INSTRUCTIONS FOR THE TASK>
Copy every record exactly, and keep the pictures out.

RECORDS>
--
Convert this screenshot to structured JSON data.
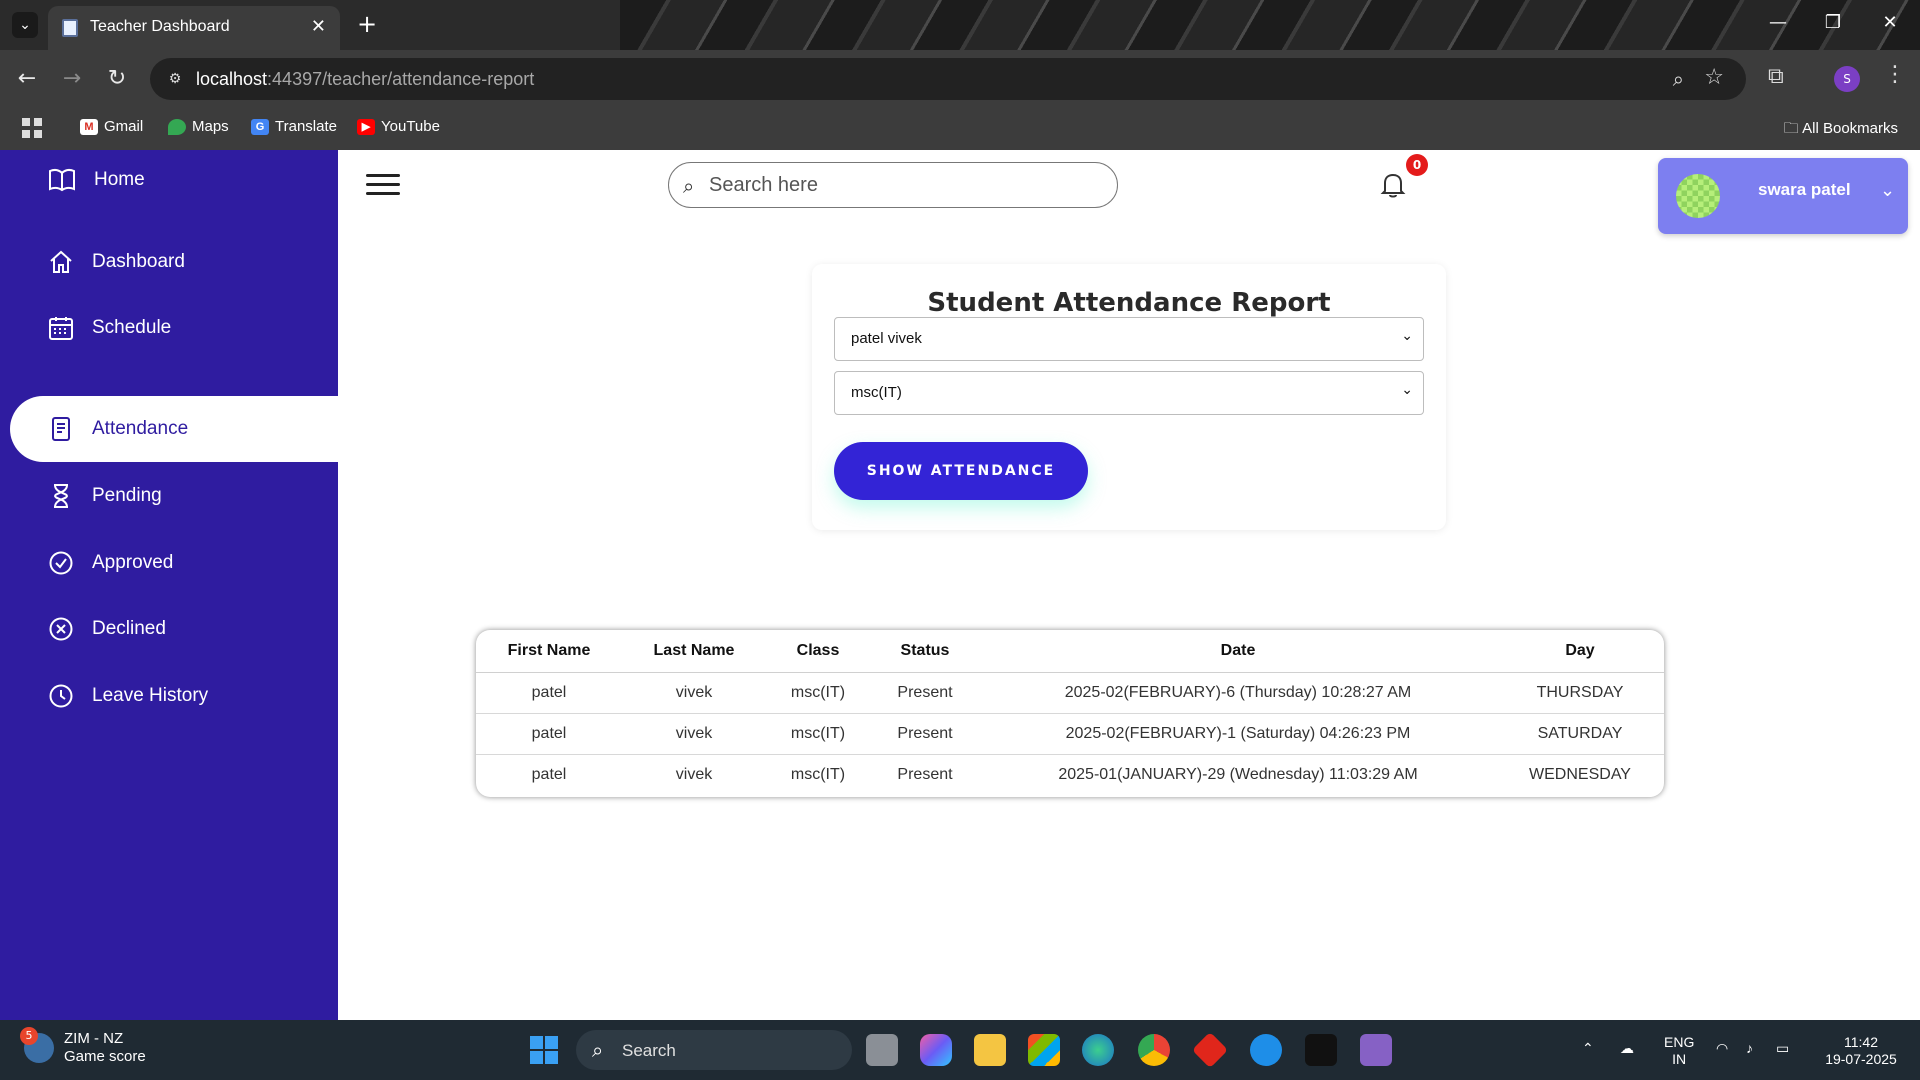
{
  "browser": {
    "tab_title": "Teacher Dashboard",
    "url_host": "localhost",
    "url_rest": ":44397/teacher/attendance-report",
    "bookmarks": [
      "Gmail",
      "Maps",
      "Translate",
      "YouTube"
    ],
    "all_bookmarks": "All Bookmarks",
    "profile_initial": "S"
  },
  "sidebar": {
    "home": "Home",
    "items": [
      {
        "label": "Dashboard",
        "icon": "home-icon"
      },
      {
        "label": "Schedule",
        "icon": "calendar-icon"
      },
      {
        "label": "Attendance",
        "icon": "clipboard-icon",
        "active": true
      },
      {
        "label": "Pending",
        "icon": "hourglass-icon"
      },
      {
        "label": "Approved",
        "icon": "check-circle-icon"
      },
      {
        "label": "Declined",
        "icon": "x-circle-icon"
      },
      {
        "label": "Leave History",
        "icon": "clock-icon"
      }
    ]
  },
  "header": {
    "search_placeholder": "Search here",
    "notification_count": "0",
    "user_name": "swara patel"
  },
  "report": {
    "title": "Student Attendance Report",
    "student_select": "patel vivek",
    "class_select": "msc(IT)",
    "button_label": "SHOW ATTENDANCE"
  },
  "table": {
    "headers": [
      "First Name",
      "Last Name",
      "Class",
      "Status",
      "Date",
      "Day"
    ],
    "rows": [
      [
        "patel",
        "vivek",
        "msc(IT)",
        "Present",
        "2025-02(FEBRUARY)-6 (Thursday) 10:28:27 AM",
        "THURSDAY"
      ],
      [
        "patel",
        "vivek",
        "msc(IT)",
        "Present",
        "2025-02(FEBRUARY)-1 (Saturday) 04:26:23 PM",
        "SATURDAY"
      ],
      [
        "patel",
        "vivek",
        "msc(IT)",
        "Present",
        "2025-01(JANUARY)-29 (Wednesday) 11:03:29 AM",
        "WEDNESDAY"
      ]
    ]
  },
  "taskbar": {
    "widget_badge": "5",
    "widget_title": "ZIM - NZ",
    "widget_sub": "Game score",
    "search_label": "Search",
    "lang_1": "ENG",
    "lang_2": "IN",
    "time": "11:42",
    "date": "19-07-2025"
  },
  "colors": {
    "sidebar": "#2f1ca0",
    "button": "#3324d6",
    "user_card": "#7d7ff0",
    "badge": "#e41b1b"
  }
}
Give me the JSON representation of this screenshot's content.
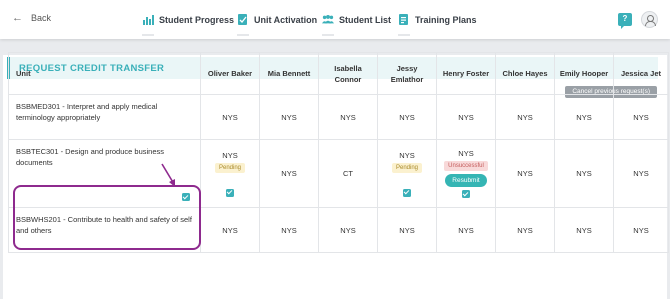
{
  "topbar": {
    "back_label": "Back",
    "nav": [
      {
        "label": "Student Progress",
        "icon": "bar-chart-icon"
      },
      {
        "label": "Unit Activation",
        "icon": "document-check-icon"
      },
      {
        "label": "Student List",
        "icon": "users-icon"
      },
      {
        "label": "Training Plans",
        "icon": "clipboard-icon"
      }
    ],
    "help_glyph": "?"
  },
  "panel": {
    "title": "REQUEST CREDIT TRANSFER",
    "cancel_label": "Cancel previous request(s)"
  },
  "table": {
    "unit_header": "Unit",
    "students": [
      "Oliver Baker",
      "Mia Bennett",
      "Isabella Connor",
      "Jessy Emlathor",
      "Henry Foster",
      "Chloe Hayes",
      "Emily Hooper",
      "Jessica Jet"
    ],
    "rows": [
      {
        "unit": "BSBMED301 - Interpret and apply medical terminology appropriately",
        "cells": [
          "NYS",
          "NYS",
          "NYS",
          "NYS",
          "NYS",
          "NYS",
          "NYS",
          "NYS"
        ]
      },
      {
        "unit": "BSBTEC301 - Design and produce business documents",
        "cells": [
          {
            "status": "NYS",
            "badge": "Pending",
            "checked": true
          },
          {
            "status": "NYS"
          },
          {
            "status": "CT"
          },
          {
            "status": "NYS",
            "badge": "Pending",
            "checked": true
          },
          {
            "status": "NYS",
            "badge": "Unsuccessful",
            "button": "Resubmit",
            "checked": true
          },
          {
            "status": "NYS"
          },
          {
            "status": "NYS"
          },
          {
            "status": "NYS"
          }
        ],
        "unit_checked": true
      },
      {
        "unit": "BSBWHS201 - Contribute to health and safety of self and others",
        "cells": [
          "NYS",
          "NYS",
          "NYS",
          "NYS",
          "NYS",
          "NYS",
          "NYS",
          "NYS"
        ]
      }
    ]
  },
  "colors": {
    "accent": "#3ab0b9",
    "annotation": "#8e2a8e",
    "pending_bg": "#fbf1cf",
    "unsuccessful_bg": "#f8d9d9"
  }
}
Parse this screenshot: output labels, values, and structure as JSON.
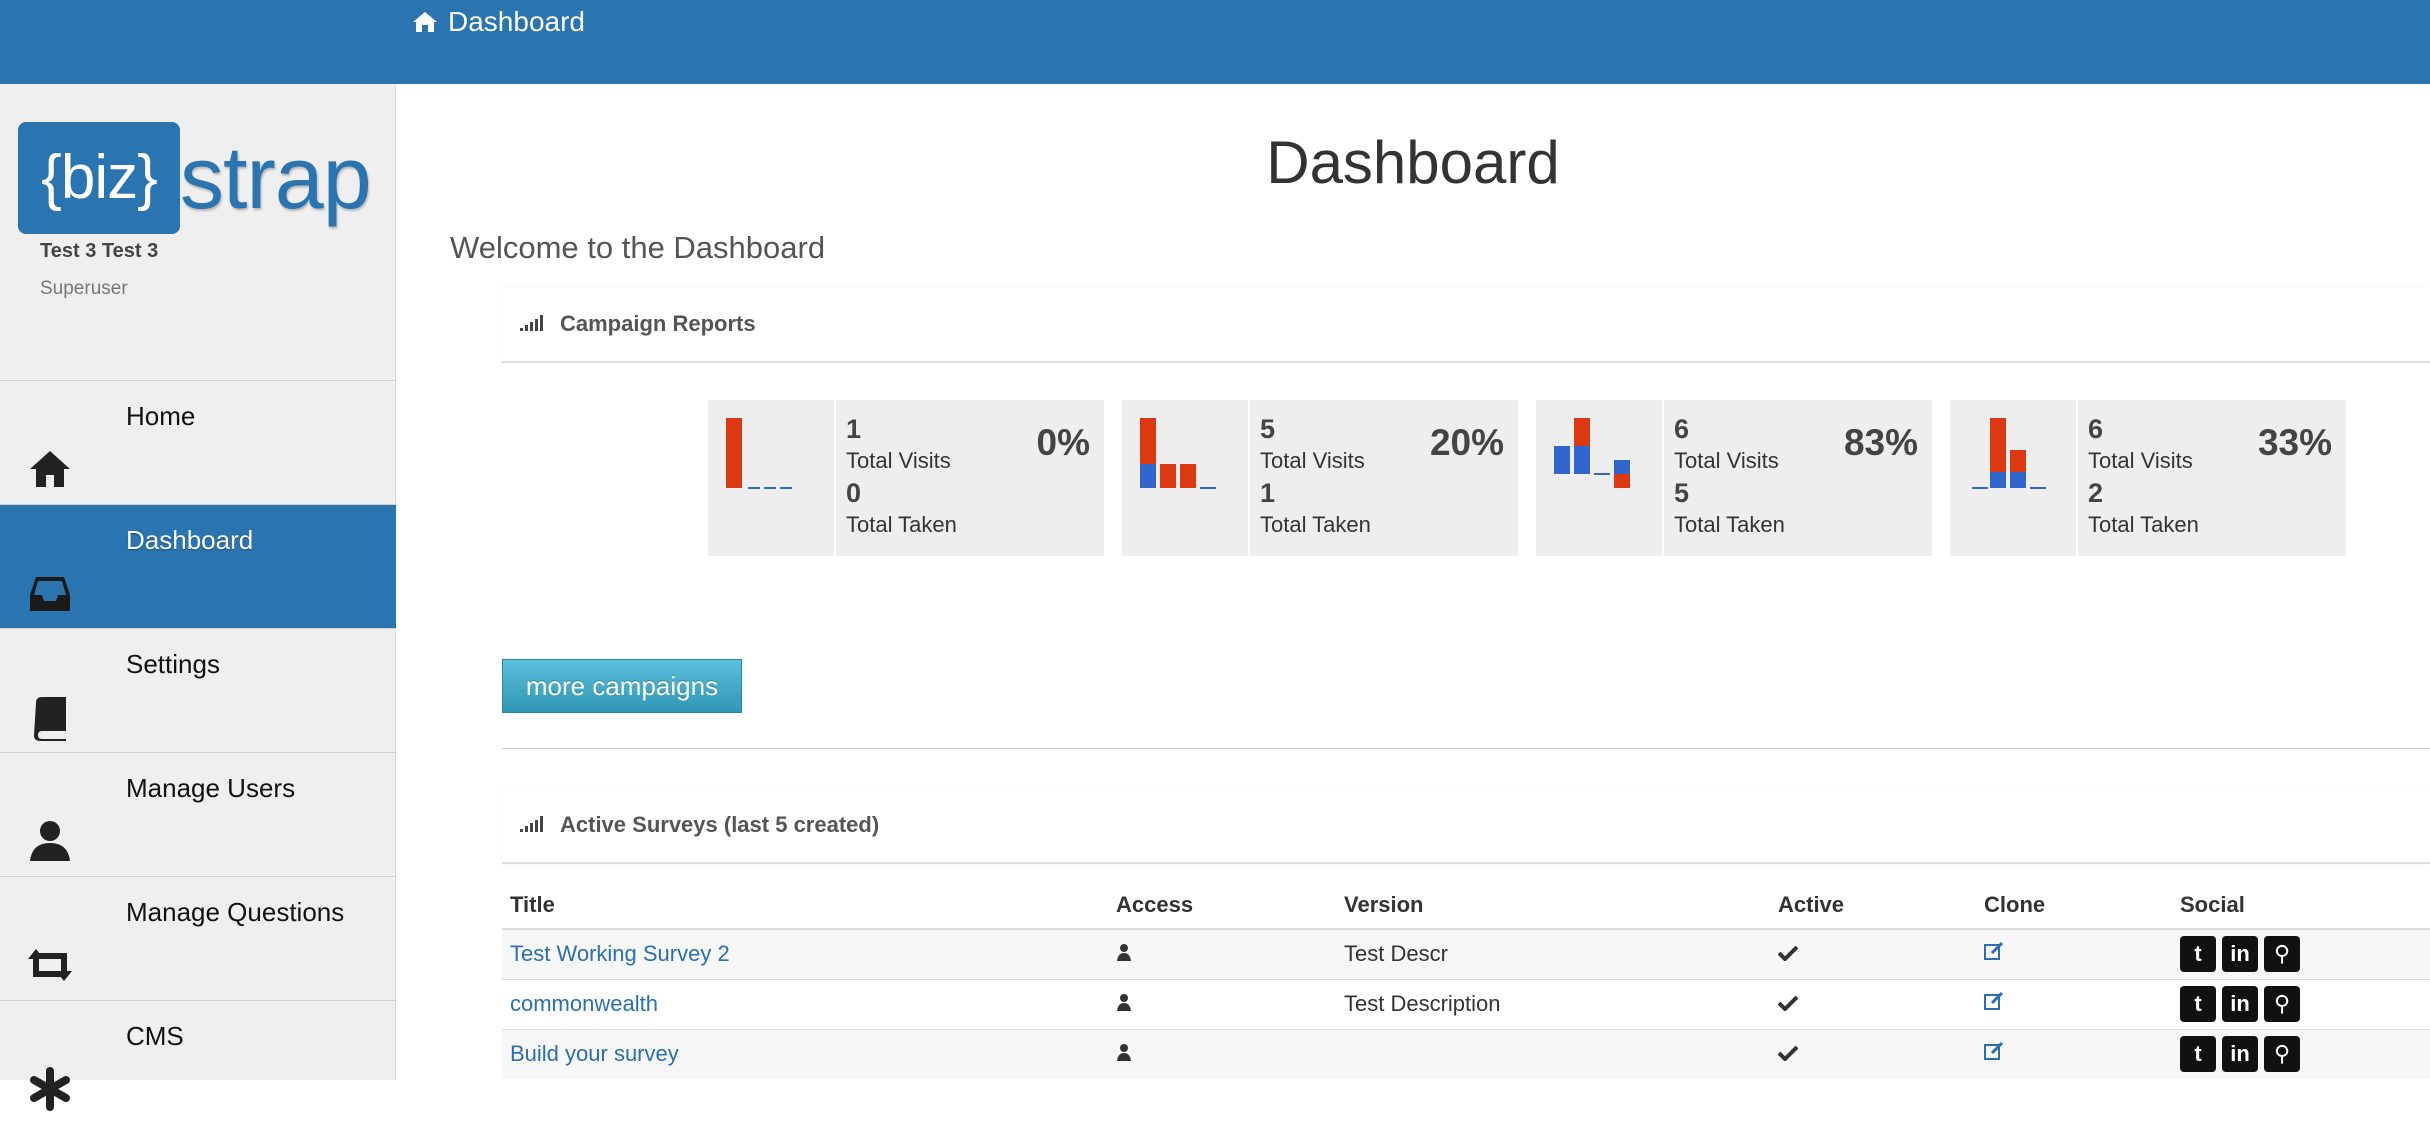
--
RESPONSE>
Convert this screenshot to structured JSON data.
{
  "browser": {
    "tab_title": "Teacher Dashboard",
    "url_host": "localhost",
    "url_rest": ":44397/teacher/attendance-report",
    "bookmarks": [
      "Gmail",
      "Maps",
      "Translate",
      "YouTube"
    ],
    "all_bookmarks": "All Bookmarks",
    "profile_initial": "S"
  },
  "sidebar": {
    "home": "Home",
    "items": [
      {
        "label": "Dashboard",
        "icon": "home-icon"
      },
      {
        "label": "Schedule",
        "icon": "calendar-icon"
      },
      {
        "label": "Attendance",
        "icon": "clipboard-icon",
        "active": true
      },
      {
        "label": "Pending",
        "icon": "hourglass-icon"
      },
      {
        "label": "Approved",
        "icon": "check-circle-icon"
      },
      {
        "label": "Declined",
        "icon": "x-circle-icon"
      },
      {
        "label": "Leave History",
        "icon": "clock-icon"
      }
    ]
  },
  "header": {
    "search_placeholder": "Search here",
    "notification_count": "0",
    "user_name": "swara patel"
  },
  "report": {
    "title": "Student Attendance Report",
    "student_select": "patel vivek",
    "class_select": "msc(IT)",
    "button_label": "SHOW ATTENDANCE"
  },
  "table": {
    "headers": [
      "First Name",
      "Last Name",
      "Class",
      "Status",
      "Date",
      "Day"
    ],
    "rows": [
      [
        "patel",
        "vivek",
        "msc(IT)",
        "Present",
        "2025-02(FEBRUARY)-6 (Thursday) 10:28:27 AM",
        "THURSDAY"
      ],
      [
        "patel",
        "vivek",
        "msc(IT)",
        "Present",
        "2025-02(FEBRUARY)-1 (Saturday) 04:26:23 PM",
        "SATURDAY"
      ],
      [
        "patel",
        "vivek",
        "msc(IT)",
        "Present",
        "2025-01(JANUARY)-29 (Wednesday) 11:03:29 AM",
        "WEDNESDAY"
      ]
    ]
  },
  "taskbar": {
    "widget_badge": "5",
    "widget_title": "ZIM - NZ",
    "widget_sub": "Game score",
    "search_label": "Search",
    "lang_1": "ENG",
    "lang_2": "IN",
    "time": "11:42",
    "date": "19-07-2025"
  },
  "colors": {
    "sidebar": "#2f1ca0",
    "button": "#3324d6",
    "user_card": "#7d7ff0",
    "badge": "#e41b1b"
  }
}
Give me the JSON representation of this screenshot's content.
{
  "topbar": {
    "back_label": "Back",
    "nav": [
      {
        "label": "Student Progress",
        "icon": "bar-chart-icon"
      },
      {
        "label": "Unit Activation",
        "icon": "document-check-icon"
      },
      {
        "label": "Student List",
        "icon": "users-icon"
      },
      {
        "label": "Training Plans",
        "icon": "clipboard-icon"
      }
    ],
    "help_glyph": "?"
  },
  "panel": {
    "title": "REQUEST CREDIT TRANSFER",
    "cancel_label": "Cancel previous request(s)"
  },
  "table": {
    "unit_header": "Unit",
    "students": [
      "Oliver Baker",
      "Mia Bennett",
      "Isabella Connor",
      "Jessy Emlathor",
      "Henry Foster",
      "Chloe Hayes",
      "Emily Hooper",
      "Jessica Jet"
    ],
    "rows": [
      {
        "unit": "BSBMED301 - Interpret and apply medical terminology appropriately",
        "cells": [
          "NYS",
          "NYS",
          "NYS",
          "NYS",
          "NYS",
          "NYS",
          "NYS",
          "NYS"
        ]
      },
      {
        "unit": "BSBTEC301 - Design and produce business documents",
        "cells": [
          {
            "status": "NYS",
            "badge": "Pending",
            "checked": true
          },
          {
            "status": "NYS"
          },
          {
            "status": "CT"
          },
          {
            "status": "NYS",
            "badge": "Pending",
            "checked": true
          },
          {
            "status": "NYS",
            "badge": "Unsuccessful",
            "button": "Resubmit",
            "checked": true
          },
          {
            "status": "NYS"
          },
          {
            "status": "NYS"
          },
          {
            "status": "NYS"
          }
        ],
        "unit_checked": true
      },
      {
        "unit": "BSBWHS201 - Contribute to health and safety of self and others",
        "cells": [
          "NYS",
          "NYS",
          "NYS",
          "NYS",
          "NYS",
          "NYS",
          "NYS",
          "NYS"
        ]
      }
    ]
  },
  "colors": {
    "accent": "#3ab0b9",
    "annotation": "#8e2a8e",
    "pending_bg": "#fbf1cf",
    "unsuccessful_bg": "#f8d9d9"
  }
}
Parse this screenshot: output labels, values, and structure as JSON.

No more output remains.